Supplied records —
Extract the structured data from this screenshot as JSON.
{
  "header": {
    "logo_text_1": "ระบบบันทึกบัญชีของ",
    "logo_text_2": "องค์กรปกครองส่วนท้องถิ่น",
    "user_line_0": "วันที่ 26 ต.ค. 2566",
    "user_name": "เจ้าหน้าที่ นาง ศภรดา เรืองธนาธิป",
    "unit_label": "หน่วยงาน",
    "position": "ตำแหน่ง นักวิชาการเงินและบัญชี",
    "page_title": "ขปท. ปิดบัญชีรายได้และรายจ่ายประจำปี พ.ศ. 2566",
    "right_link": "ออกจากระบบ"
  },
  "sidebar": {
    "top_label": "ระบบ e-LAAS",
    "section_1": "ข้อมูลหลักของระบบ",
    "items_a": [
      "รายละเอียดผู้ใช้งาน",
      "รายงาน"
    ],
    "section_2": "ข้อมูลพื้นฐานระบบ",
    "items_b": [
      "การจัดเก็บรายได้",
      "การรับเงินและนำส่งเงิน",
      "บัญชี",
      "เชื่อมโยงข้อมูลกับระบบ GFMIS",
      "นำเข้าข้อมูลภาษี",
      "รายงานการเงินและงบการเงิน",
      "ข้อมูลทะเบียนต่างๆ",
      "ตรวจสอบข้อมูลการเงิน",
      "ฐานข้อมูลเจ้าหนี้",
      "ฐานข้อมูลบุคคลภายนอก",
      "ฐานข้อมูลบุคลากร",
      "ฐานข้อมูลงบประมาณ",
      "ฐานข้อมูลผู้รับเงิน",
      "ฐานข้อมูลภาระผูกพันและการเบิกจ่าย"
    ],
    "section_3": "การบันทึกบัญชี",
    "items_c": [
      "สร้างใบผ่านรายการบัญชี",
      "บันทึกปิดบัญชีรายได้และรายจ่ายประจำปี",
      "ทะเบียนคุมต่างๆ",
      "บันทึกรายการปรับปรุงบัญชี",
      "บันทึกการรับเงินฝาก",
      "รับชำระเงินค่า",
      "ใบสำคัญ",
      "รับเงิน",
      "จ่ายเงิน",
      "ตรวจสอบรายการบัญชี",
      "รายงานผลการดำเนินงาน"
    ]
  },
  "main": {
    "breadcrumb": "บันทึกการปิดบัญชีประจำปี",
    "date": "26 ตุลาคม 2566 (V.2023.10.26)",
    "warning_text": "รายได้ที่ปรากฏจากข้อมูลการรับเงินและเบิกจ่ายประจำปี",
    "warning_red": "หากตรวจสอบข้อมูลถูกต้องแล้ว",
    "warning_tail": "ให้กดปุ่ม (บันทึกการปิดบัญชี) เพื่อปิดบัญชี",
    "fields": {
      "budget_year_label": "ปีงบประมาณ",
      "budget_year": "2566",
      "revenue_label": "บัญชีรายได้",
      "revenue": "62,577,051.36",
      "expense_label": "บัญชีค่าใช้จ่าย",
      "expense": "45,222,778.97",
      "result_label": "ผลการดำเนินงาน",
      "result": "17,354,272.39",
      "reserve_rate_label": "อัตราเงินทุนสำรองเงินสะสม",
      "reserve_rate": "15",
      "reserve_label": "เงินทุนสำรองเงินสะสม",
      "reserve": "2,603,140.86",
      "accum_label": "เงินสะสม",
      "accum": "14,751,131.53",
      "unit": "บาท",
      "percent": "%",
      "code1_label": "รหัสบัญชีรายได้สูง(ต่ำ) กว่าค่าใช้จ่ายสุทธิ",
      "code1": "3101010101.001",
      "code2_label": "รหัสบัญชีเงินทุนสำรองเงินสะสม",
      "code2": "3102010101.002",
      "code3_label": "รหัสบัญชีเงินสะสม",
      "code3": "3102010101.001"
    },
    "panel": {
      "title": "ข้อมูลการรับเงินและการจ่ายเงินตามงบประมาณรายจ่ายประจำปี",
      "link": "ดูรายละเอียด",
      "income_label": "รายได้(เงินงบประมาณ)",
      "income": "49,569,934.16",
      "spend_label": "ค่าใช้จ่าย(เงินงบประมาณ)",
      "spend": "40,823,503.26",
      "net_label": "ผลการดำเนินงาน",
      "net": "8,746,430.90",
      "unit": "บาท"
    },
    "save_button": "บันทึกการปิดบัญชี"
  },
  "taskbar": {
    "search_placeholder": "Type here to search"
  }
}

Objective —
Output the entries exactly.

Completed exercise —
Extract the structured data from this screenshot as JSON.
{
  "header": {
    "logo_text_1": "ระบบบันทึกบัญชีของ",
    "logo_text_2": "องค์กรปกครองส่วนท้องถิ่น",
    "user_line_0": "วันที่ 26 ต.ค. 2566",
    "user_name": "เจ้าหน้าที่ นาง ศภรดา เรืองธนาธิป",
    "unit_label": "หน่วยงาน",
    "position": "ตำแหน่ง นักวิชาการเงินและบัญชี",
    "page_title": "ขปท. ปิดบัญชีรายได้และรายจ่ายประจำปี พ.ศ. 2566",
    "right_link": "ออกจากระบบ"
  },
  "sidebar": {
    "top_label": "ระบบ e-LAAS",
    "section_1": "ข้อมูลหลักของระบบ",
    "items_a": [
      "รายละเอียดผู้ใช้งาน",
      "รายงาน"
    ],
    "section_2": "ข้อมูลพื้นฐานระบบ",
    "items_b": [
      "การจัดเก็บรายได้",
      "การรับเงินและนำส่งเงิน",
      "บัญชี",
      "เชื่อมโยงข้อมูลกับระบบ GFMIS",
      "นำเข้าข้อมูลภาษี",
      "รายงานการเงินและงบการเงิน",
      "ข้อมูลทะเบียนต่างๆ",
      "ตรวจสอบข้อมูลการเงิน",
      "ฐานข้อมูลเจ้าหนี้",
      "ฐานข้อมูลบุคคลภายนอก",
      "ฐานข้อมูลบุคลากร",
      "ฐานข้อมูลงบประมาณ",
      "ฐานข้อมูลผู้รับเงิน",
      "ฐานข้อมูลภาระผูกพันและการเบิกจ่าย"
    ],
    "section_3": "การบันทึกบัญชี",
    "items_c": [
      "สร้างใบผ่านรายการบัญชี",
      "บันทึกปิดบัญชีรายได้และรายจ่ายประจำปี",
      "ทะเบียนคุมต่างๆ",
      "บันทึกรายการปรับปรุงบัญชี",
      "บันทึกการรับเงินฝาก",
      "รับชำระเงินค่า",
      "ใบสำคัญ",
      "รับเงิน",
      "จ่ายเงิน",
      "ตรวจสอบรายการบัญชี",
      "รายงานผลการดำเนินงาน"
    ]
  },
  "main": {
    "breadcrumb": "บันทึกการปิดบัญชีประจำปี",
    "date": "26 ตุลาคม 2566 (V.2023.10.26)",
    "warning_text": "รายได้ที่ปรากฏจากข้อมูลการรับเงินและเบิกจ่ายประจำปี",
    "warning_red": "หากตรวจสอบข้อมูลถูกต้องแล้ว",
    "warning_tail": "ให้กดปุ่ม (บันทึกการปิดบัญชี) เพื่อปิดบัญชี",
    "fields": {
      "budget_year_label": "ปีงบประมาณ",
      "budget_year": "2566",
      "revenue_label": "บัญชีรายได้",
      "revenue": "62,577,051.36",
      "expense_label": "บัญชีค่าใช้จ่าย",
      "expense": "45,222,778.97",
      "result_label": "ผลการดำเนินงาน",
      "result": "17,354,272.39",
      "reserve_rate_label": "อัตราเงินทุนสำรองเงินสะสม",
      "reserve_rate": "15",
      "reserve_label": "เงินทุนสำรองเงินสะสม",
      "reserve": "2,603,140.86",
      "accum_label": "เงินสะสม",
      "accum": "14,751,131.53",
      "unit": "บาท",
      "percent": "%",
      "code1_label": "รหัสบัญชีรายได้สูง(ต่ำ) กว่าค่าใช้จ่ายสุทธิ",
      "code1": "3101010101.001",
      "code2_label": "รหัสบัญชีเงินทุนสำรองเงินสะสม",
      "code2": "3102010101.002",
      "code3_label": "รหัสบัญชีเงินสะสม",
      "code3": "3102010101.001"
    },
    "panel": {
      "title": "ข้อมูลการรับเงินและการจ่ายเงินตามงบประมาณรายจ่ายประจำปี",
      "link": "ดูรายละเอียด",
      "income_label": "รายได้(เงินงบประมาณ)",
      "income": "49,569,934.16",
      "spend_label": "ค่าใช้จ่าย(เงินงบประมาณ)",
      "spend": "40,823,503.26",
      "net_label": "ผลการดำเนินงาน",
      "net": "8,746,430.90",
      "unit": "บาท"
    },
    "save_button": "บันทึกการปิดบัญชี"
  },
  "taskbar": {
    "search_placeholder": "Type here to search"
  }
}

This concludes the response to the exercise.